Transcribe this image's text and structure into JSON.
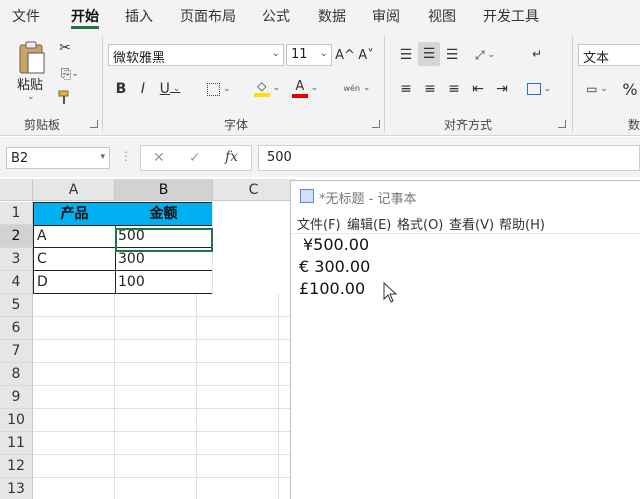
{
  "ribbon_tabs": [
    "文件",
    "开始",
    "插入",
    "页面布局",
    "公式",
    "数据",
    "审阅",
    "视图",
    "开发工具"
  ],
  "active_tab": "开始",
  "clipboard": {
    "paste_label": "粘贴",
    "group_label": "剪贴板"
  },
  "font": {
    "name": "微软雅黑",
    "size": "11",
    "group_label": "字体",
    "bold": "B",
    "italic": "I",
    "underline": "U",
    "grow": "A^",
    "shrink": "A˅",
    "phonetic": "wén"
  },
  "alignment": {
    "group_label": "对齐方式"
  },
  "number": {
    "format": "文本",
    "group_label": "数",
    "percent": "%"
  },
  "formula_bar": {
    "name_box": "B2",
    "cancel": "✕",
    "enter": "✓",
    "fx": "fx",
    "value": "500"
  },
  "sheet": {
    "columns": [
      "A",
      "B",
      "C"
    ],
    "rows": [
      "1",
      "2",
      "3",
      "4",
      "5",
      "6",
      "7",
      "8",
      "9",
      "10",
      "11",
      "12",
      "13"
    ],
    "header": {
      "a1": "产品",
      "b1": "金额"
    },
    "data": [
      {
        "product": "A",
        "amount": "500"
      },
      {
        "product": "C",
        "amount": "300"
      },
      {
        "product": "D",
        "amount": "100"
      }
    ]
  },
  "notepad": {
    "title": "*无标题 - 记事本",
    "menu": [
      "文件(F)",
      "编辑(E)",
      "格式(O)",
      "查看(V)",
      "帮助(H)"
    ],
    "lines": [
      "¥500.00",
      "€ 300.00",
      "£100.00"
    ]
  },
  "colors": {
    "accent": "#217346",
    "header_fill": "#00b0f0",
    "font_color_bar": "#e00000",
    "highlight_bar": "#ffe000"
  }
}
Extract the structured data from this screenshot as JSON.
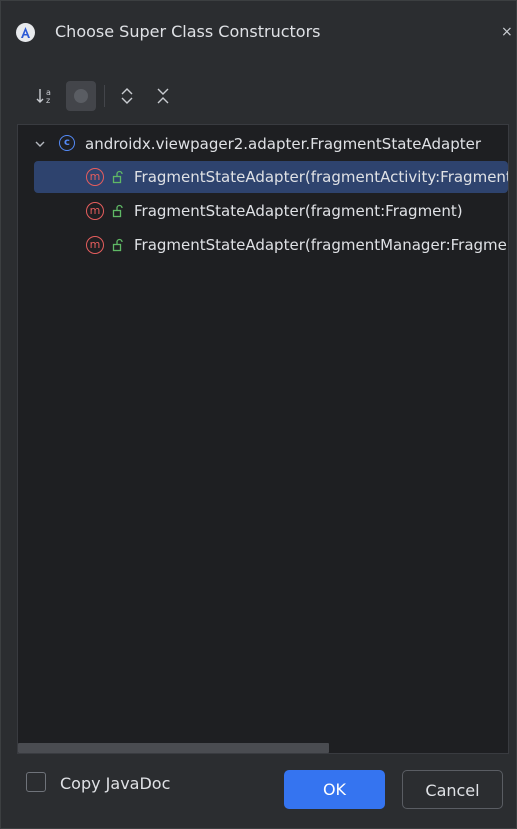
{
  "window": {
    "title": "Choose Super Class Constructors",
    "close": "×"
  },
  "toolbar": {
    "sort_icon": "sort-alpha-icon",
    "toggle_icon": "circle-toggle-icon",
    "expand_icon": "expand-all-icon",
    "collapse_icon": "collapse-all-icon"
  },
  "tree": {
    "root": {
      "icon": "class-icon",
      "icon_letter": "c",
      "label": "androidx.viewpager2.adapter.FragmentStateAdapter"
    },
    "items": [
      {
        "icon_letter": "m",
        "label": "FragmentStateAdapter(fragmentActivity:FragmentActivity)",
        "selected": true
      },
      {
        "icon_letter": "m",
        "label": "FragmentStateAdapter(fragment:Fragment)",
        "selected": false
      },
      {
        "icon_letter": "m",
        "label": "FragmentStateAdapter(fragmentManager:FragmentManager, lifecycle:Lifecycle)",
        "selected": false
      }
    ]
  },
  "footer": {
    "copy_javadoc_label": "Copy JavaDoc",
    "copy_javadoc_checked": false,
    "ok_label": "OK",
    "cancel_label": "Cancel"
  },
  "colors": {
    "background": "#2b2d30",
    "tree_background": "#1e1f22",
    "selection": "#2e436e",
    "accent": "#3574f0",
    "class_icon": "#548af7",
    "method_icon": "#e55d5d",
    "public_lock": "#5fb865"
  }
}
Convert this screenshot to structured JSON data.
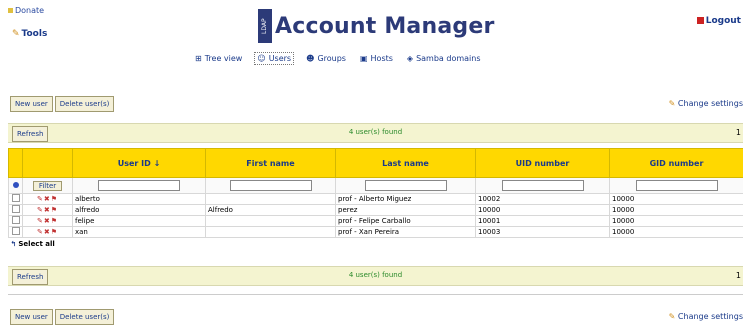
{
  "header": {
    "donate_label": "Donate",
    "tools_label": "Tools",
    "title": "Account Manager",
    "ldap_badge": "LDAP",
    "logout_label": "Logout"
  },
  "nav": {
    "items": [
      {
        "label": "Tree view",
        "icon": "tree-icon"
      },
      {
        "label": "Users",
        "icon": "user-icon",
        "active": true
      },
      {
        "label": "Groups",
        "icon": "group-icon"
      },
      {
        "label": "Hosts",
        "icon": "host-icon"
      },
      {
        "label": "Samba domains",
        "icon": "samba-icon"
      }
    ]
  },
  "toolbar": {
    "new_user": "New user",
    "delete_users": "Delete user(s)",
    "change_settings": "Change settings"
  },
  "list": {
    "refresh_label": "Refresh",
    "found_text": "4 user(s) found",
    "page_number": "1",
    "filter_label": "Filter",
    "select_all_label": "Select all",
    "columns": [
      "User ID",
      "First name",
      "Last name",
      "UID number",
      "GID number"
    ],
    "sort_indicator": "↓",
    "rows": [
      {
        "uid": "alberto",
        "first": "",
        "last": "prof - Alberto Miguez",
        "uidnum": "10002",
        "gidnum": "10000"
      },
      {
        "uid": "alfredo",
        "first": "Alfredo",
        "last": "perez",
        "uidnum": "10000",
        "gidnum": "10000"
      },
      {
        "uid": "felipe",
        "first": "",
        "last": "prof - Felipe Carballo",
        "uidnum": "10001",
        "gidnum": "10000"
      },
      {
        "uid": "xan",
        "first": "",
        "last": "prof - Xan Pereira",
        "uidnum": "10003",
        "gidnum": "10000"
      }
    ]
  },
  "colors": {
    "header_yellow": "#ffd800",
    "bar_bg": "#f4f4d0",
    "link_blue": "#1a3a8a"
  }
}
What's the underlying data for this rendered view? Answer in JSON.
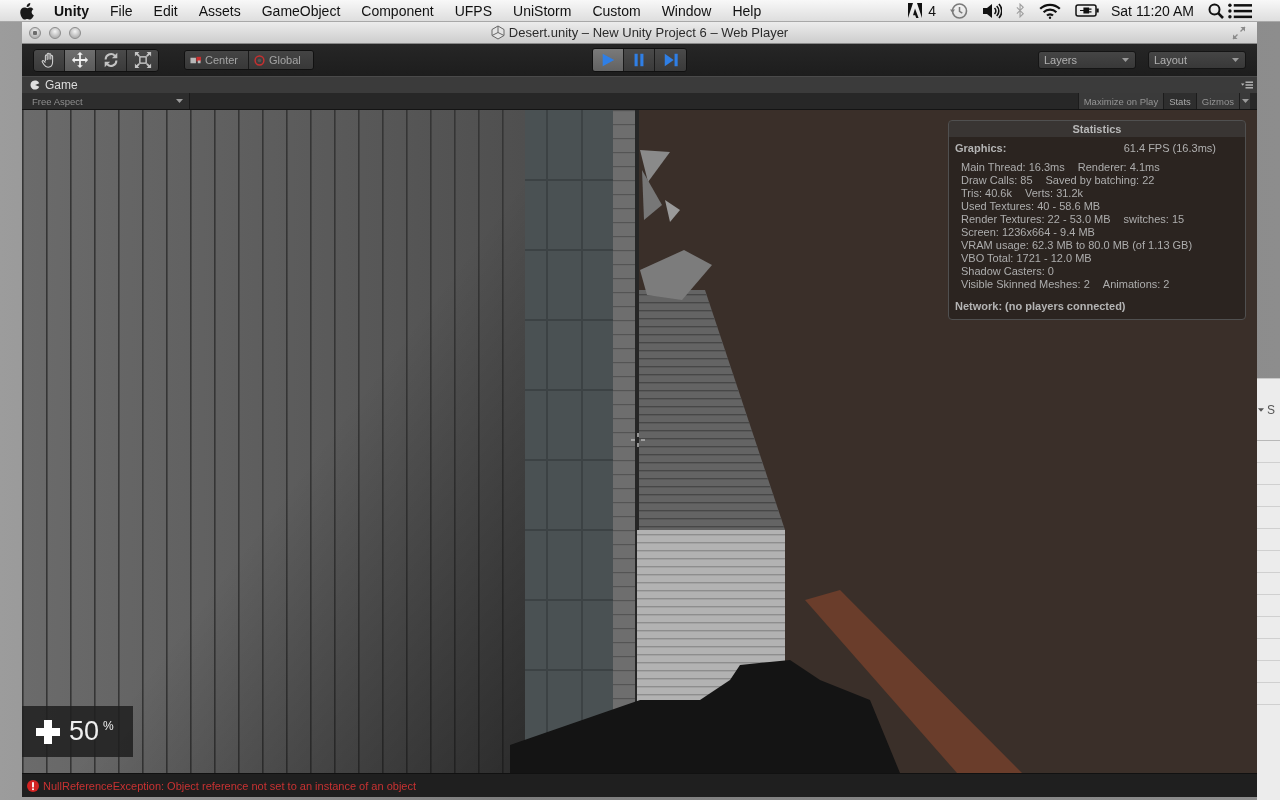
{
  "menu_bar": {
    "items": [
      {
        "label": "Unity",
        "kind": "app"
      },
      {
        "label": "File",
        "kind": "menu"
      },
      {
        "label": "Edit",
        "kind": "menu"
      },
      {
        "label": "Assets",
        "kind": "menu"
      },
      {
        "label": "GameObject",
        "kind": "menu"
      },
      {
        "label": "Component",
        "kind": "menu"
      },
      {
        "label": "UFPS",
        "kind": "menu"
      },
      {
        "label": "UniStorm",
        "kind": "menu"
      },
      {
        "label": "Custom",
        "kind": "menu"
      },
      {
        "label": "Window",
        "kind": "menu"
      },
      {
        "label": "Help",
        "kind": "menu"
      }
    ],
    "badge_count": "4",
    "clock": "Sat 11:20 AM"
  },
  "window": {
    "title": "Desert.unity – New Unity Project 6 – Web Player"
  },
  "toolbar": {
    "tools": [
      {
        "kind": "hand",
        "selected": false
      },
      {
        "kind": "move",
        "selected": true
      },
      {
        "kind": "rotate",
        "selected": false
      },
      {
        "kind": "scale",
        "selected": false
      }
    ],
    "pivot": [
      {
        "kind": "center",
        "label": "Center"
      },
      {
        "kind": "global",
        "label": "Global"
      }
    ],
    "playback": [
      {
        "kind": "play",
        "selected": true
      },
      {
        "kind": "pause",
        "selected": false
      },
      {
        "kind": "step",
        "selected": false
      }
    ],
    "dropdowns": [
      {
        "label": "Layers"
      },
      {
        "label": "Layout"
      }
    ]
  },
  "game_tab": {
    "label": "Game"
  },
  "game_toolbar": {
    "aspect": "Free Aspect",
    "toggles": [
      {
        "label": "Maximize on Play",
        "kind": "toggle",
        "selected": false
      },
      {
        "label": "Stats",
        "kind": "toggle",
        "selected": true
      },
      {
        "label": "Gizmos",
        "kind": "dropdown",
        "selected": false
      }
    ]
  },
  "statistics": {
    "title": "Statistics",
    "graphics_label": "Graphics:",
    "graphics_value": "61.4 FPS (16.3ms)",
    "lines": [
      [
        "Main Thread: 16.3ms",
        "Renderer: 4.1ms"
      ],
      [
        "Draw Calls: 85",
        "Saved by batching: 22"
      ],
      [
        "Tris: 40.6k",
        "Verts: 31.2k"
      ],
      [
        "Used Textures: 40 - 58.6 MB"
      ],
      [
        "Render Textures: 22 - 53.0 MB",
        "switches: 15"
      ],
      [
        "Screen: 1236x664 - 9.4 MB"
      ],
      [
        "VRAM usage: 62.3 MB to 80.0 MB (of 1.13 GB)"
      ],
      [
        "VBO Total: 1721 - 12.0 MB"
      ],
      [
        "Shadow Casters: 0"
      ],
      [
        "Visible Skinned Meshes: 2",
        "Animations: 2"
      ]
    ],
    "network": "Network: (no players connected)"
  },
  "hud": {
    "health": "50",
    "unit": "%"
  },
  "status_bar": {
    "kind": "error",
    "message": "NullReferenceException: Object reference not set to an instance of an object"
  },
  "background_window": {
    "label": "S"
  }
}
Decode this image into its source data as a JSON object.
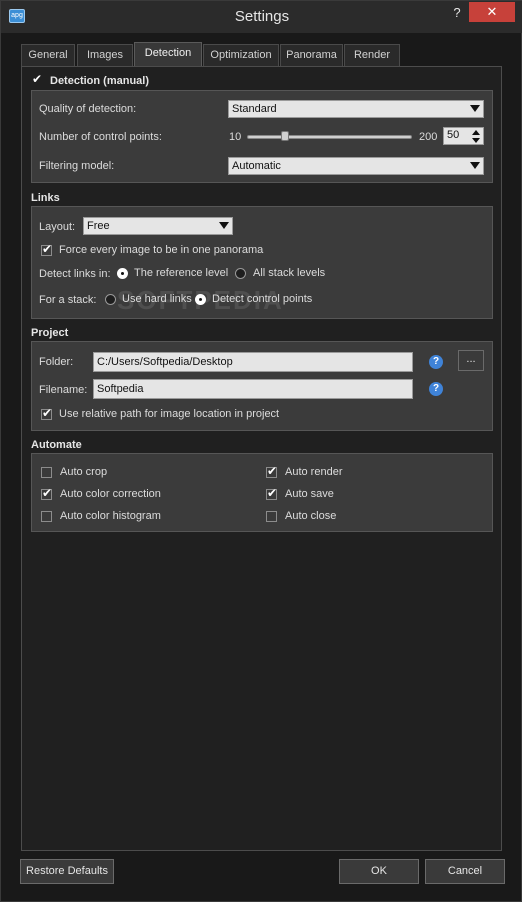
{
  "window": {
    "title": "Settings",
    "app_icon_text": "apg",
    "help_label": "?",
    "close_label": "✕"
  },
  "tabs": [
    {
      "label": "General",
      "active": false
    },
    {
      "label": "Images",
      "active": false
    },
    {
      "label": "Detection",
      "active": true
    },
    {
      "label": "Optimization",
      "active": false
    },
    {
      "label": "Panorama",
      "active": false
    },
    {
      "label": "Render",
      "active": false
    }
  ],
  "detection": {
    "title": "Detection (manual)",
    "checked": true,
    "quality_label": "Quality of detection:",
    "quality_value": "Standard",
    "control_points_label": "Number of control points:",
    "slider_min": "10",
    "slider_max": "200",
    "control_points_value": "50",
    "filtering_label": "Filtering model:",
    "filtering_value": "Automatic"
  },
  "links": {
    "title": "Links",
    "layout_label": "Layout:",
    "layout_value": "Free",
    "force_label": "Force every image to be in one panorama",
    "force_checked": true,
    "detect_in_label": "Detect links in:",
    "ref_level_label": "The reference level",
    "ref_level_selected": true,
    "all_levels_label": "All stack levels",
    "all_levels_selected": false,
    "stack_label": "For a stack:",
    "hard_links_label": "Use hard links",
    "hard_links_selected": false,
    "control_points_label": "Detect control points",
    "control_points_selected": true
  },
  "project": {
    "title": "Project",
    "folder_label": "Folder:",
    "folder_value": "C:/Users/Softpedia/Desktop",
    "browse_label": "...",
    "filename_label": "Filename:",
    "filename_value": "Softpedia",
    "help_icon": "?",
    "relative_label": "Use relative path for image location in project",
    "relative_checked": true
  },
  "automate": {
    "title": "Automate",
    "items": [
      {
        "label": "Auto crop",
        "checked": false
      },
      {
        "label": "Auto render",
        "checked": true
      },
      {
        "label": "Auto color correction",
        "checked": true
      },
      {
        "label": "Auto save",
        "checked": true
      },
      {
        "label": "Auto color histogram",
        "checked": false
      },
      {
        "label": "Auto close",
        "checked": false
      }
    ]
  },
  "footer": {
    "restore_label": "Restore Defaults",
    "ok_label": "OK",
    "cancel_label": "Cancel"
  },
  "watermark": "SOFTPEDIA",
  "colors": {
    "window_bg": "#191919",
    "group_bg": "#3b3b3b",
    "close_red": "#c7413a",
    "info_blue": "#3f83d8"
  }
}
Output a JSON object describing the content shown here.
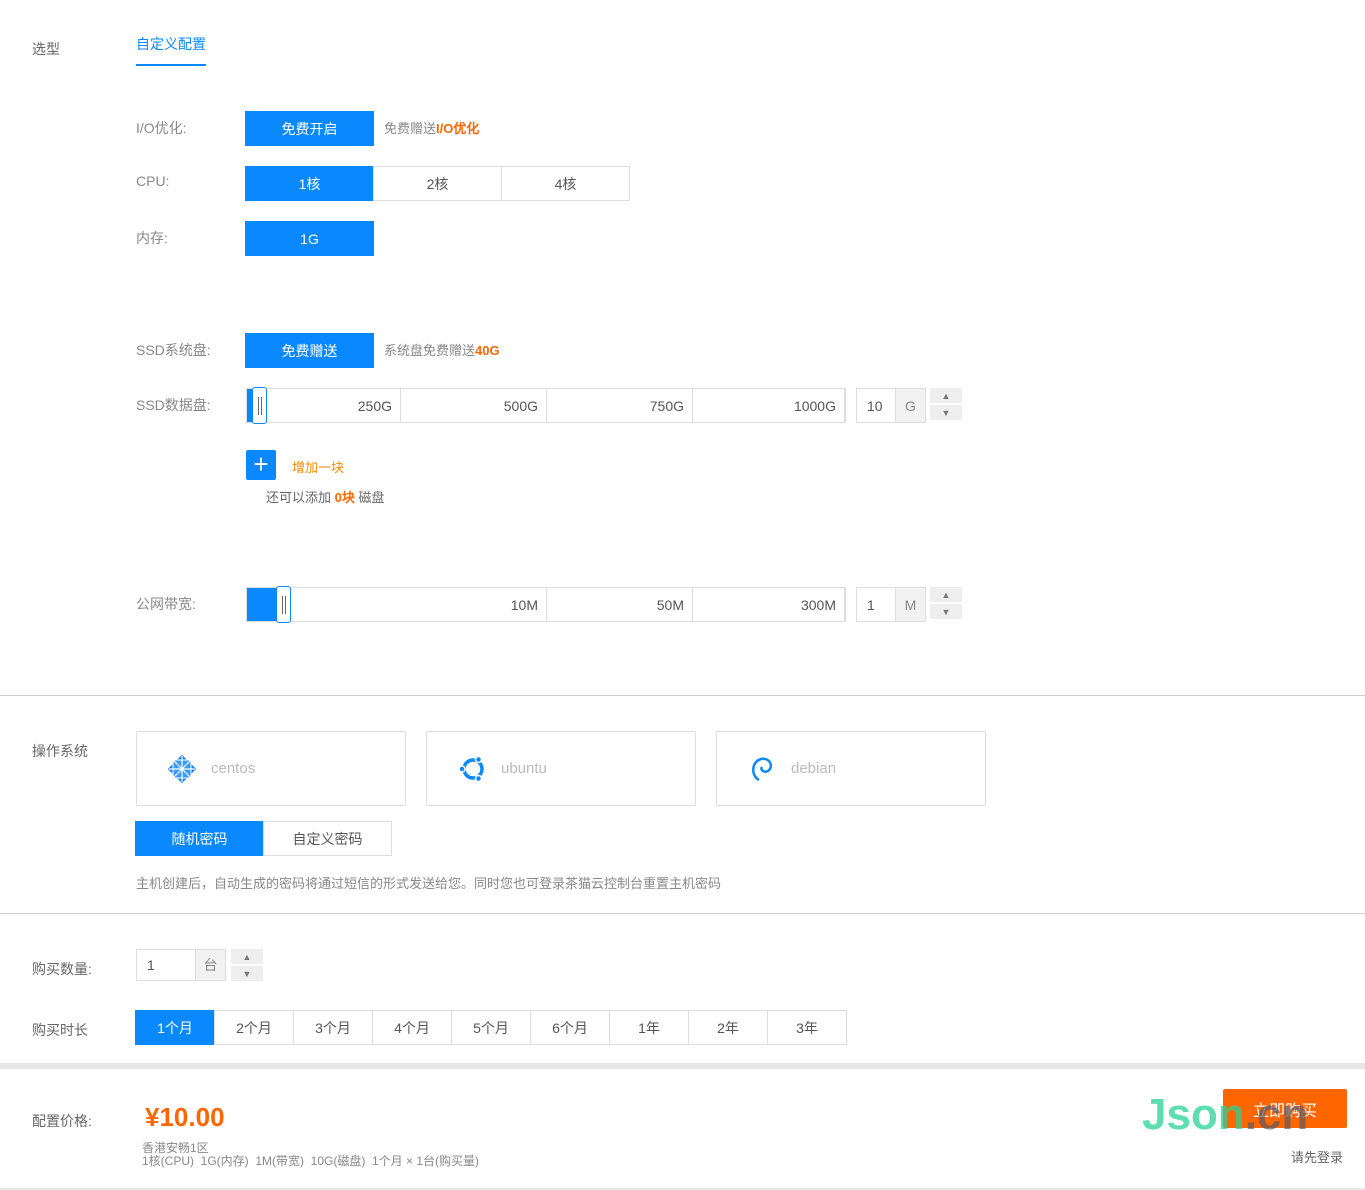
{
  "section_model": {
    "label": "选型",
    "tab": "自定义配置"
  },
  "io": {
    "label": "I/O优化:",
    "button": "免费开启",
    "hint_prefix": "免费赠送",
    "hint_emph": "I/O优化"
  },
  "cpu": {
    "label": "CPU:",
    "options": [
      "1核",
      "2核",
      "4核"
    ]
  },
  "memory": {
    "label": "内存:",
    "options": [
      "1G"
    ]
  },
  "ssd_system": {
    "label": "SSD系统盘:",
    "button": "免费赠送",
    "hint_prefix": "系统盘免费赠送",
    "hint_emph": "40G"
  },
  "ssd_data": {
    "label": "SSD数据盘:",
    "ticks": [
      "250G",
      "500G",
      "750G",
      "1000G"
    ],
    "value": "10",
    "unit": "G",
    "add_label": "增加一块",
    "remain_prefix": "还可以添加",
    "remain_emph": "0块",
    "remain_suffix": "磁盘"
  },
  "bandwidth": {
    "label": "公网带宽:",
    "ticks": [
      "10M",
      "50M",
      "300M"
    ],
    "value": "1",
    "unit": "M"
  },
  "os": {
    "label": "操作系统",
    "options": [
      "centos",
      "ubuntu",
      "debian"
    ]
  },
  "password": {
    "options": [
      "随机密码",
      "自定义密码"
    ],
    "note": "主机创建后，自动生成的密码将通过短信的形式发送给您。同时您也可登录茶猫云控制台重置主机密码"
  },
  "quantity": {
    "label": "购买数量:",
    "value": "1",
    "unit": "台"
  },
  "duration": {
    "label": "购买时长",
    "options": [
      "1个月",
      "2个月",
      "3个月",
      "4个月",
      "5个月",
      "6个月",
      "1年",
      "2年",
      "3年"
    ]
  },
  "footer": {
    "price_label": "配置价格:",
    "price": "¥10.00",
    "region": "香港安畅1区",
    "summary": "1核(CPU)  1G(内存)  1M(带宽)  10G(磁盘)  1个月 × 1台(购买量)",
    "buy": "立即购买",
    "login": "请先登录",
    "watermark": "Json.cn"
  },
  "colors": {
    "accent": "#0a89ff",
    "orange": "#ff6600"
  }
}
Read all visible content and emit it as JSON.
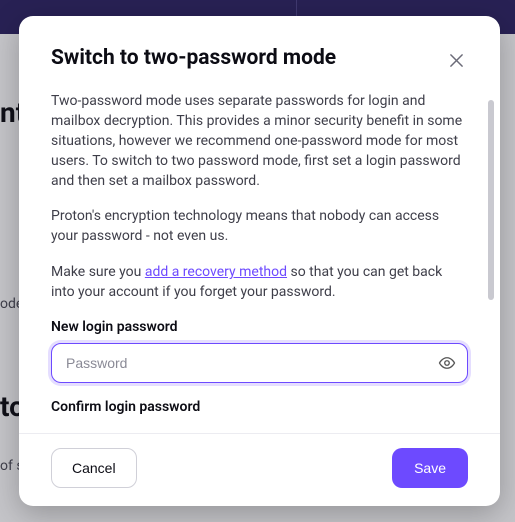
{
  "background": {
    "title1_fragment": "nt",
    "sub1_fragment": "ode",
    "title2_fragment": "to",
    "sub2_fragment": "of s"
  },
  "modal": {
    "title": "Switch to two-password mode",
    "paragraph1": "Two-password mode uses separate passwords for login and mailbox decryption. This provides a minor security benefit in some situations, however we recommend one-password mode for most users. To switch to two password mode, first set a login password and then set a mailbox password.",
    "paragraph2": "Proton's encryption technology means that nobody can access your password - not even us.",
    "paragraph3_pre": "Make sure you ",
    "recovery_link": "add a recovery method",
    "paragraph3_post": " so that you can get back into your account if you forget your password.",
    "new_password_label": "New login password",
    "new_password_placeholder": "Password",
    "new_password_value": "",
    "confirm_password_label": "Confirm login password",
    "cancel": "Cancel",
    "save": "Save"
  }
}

◇ ◇ ◇ ◇ ◇

_CHALLENGE:_
Where a line above contains the string "accent", copy that line.

_ANSWER IN FULL:_
    "accent": "#217346",
    "accent": "#3574f0",
    "accent": "#0a89ff",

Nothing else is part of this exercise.